_EXERCISE_: Search the records that follow and extract every line containing the string "this".

_INFORMATION GIVEN_:
===============

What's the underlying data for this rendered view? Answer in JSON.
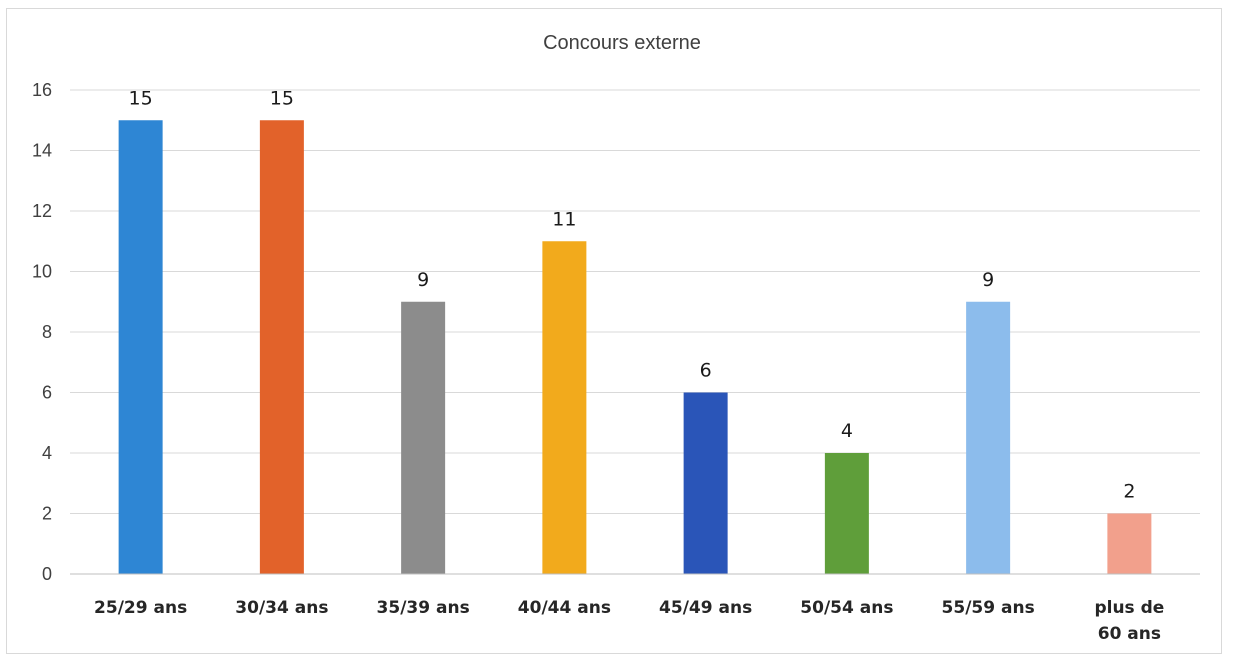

===============

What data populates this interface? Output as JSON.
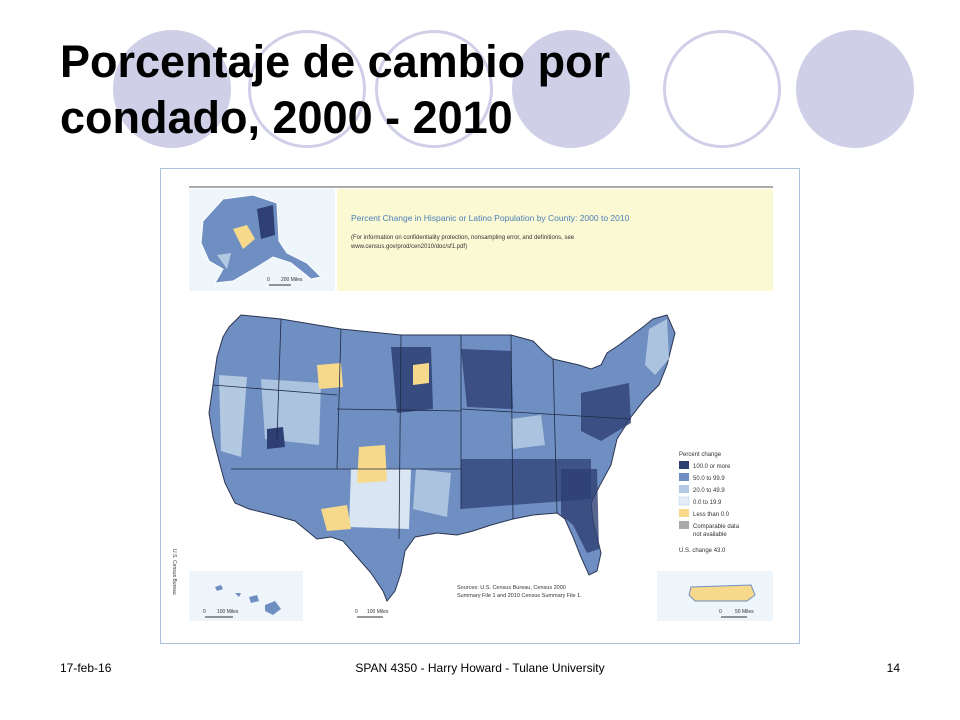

===============

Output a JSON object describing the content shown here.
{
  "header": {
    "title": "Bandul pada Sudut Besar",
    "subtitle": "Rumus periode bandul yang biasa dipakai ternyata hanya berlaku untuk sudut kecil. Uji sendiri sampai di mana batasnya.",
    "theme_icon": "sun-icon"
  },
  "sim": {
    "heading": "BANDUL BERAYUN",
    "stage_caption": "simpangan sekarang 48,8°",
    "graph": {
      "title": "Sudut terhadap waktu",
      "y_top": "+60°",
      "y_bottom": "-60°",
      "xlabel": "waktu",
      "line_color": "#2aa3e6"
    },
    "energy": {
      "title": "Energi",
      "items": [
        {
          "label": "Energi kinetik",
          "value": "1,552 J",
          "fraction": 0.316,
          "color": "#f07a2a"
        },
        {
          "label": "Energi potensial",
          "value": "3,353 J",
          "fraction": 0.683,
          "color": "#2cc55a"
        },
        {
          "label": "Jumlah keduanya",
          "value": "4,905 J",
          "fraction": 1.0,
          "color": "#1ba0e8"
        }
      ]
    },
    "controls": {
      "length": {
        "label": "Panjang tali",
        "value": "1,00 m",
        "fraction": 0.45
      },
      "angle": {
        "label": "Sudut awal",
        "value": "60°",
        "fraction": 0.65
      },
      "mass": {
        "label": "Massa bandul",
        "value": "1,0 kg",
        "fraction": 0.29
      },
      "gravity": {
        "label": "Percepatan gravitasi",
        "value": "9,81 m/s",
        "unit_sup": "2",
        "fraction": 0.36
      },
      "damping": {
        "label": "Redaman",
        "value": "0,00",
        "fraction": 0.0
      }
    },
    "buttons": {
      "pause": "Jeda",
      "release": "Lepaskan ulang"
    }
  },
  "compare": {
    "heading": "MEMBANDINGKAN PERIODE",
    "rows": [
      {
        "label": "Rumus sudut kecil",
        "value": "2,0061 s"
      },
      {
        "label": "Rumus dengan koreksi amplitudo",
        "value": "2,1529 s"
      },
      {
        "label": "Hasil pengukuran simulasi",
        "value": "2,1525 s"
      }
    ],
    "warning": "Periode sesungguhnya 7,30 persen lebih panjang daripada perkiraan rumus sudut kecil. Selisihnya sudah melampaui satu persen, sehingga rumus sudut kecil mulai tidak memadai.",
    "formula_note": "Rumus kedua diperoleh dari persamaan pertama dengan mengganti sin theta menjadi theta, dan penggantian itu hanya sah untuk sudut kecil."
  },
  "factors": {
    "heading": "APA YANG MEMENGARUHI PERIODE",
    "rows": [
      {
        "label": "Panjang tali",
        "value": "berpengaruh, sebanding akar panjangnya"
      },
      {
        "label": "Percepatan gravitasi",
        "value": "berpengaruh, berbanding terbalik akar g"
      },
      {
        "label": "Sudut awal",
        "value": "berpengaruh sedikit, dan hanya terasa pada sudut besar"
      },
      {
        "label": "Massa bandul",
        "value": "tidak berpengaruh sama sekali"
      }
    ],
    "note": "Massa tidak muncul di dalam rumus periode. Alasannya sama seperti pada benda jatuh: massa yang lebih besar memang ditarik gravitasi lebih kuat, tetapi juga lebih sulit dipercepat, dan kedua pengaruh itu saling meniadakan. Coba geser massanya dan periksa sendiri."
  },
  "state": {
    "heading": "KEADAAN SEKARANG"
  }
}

===============

_THE OUTPUT_:
What's the underlying data for this rendered view? Answer in JSON.
What data populates this interface? Output as JSON.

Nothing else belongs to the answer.